In the lines below, find the one that contains "What data populates" and write it out exactly, along with every line that follows it.

_____

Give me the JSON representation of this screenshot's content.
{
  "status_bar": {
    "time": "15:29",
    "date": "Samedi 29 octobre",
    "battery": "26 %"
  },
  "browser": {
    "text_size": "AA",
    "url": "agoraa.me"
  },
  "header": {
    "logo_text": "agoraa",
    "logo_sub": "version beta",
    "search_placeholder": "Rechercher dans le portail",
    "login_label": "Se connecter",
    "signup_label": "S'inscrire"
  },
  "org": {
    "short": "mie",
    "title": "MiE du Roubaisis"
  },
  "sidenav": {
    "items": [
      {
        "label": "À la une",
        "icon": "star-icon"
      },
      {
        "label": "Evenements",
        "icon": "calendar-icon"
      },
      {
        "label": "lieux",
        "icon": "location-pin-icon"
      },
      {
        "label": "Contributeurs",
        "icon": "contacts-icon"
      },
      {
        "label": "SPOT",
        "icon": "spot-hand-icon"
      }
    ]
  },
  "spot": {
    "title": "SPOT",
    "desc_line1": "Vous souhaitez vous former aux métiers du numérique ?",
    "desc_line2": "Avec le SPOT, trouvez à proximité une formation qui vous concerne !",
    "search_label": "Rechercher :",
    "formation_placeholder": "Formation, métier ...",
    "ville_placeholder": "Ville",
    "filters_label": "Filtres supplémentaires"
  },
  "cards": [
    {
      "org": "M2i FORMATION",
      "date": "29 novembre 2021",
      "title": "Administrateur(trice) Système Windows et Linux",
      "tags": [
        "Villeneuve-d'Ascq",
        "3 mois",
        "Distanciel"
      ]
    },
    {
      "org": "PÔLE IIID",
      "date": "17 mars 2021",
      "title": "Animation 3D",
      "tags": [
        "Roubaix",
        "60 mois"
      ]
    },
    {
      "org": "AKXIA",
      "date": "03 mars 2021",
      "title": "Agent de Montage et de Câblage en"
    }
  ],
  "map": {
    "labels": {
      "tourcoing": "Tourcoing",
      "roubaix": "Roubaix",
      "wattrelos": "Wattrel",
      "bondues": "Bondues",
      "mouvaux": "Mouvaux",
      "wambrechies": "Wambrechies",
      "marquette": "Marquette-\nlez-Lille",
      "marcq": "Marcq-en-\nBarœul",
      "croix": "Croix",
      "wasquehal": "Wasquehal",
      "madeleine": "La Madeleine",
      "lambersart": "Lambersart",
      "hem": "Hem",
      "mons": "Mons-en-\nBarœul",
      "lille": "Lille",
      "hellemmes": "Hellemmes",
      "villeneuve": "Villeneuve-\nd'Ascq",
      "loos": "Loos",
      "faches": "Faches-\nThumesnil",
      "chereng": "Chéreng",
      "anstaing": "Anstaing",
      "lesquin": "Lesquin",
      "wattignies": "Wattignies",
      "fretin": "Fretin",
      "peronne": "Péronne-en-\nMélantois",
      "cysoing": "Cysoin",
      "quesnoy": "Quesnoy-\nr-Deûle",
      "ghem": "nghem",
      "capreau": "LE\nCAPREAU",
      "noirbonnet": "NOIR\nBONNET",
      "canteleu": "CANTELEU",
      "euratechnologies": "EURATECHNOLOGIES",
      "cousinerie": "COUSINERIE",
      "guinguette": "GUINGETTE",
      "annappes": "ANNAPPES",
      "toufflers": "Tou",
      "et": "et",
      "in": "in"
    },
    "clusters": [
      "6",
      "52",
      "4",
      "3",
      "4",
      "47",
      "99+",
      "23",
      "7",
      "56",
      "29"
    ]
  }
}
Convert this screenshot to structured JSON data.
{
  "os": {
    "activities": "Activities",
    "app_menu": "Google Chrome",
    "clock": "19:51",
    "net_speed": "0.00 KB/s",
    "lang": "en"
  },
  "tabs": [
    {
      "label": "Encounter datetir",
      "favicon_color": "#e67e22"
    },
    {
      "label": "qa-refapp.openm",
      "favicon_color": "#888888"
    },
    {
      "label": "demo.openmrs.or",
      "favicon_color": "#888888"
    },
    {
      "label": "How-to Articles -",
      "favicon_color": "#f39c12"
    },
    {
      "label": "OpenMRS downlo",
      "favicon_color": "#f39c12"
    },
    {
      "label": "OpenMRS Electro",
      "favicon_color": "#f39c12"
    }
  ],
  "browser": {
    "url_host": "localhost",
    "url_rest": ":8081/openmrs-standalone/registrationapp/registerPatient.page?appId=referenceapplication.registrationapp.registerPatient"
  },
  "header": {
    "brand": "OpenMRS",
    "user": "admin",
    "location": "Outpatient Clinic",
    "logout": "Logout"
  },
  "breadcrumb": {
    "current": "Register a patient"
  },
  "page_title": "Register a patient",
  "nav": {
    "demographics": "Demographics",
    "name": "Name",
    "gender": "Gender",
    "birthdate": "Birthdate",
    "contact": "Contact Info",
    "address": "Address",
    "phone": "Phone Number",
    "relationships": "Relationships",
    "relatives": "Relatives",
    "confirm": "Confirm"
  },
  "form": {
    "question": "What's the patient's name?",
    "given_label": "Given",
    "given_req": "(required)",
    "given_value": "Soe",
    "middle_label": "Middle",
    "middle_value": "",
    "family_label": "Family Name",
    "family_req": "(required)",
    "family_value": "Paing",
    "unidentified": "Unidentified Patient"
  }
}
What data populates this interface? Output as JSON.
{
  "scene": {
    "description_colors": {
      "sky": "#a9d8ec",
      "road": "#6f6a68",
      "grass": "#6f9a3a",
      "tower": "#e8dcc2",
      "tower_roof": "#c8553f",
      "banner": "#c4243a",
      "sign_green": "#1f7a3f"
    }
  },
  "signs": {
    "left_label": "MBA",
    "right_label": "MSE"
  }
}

_____

[EXPECTED ANSWER]
What data populates this interface? Output as JSON.
{
  "scene": {
    "description_colors": {
      "sky": "#a9d8ec",
      "road": "#6f6a68",
      "grass": "#6f9a3a",
      "tower": "#e8dcc2",
      "tower_roof": "#c8553f",
      "banner": "#c4243a",
      "sign_green": "#1f7a3f"
    }
  },
  "signs": {
    "left_label": "MBA",
    "right_label": "MSE"
  }
}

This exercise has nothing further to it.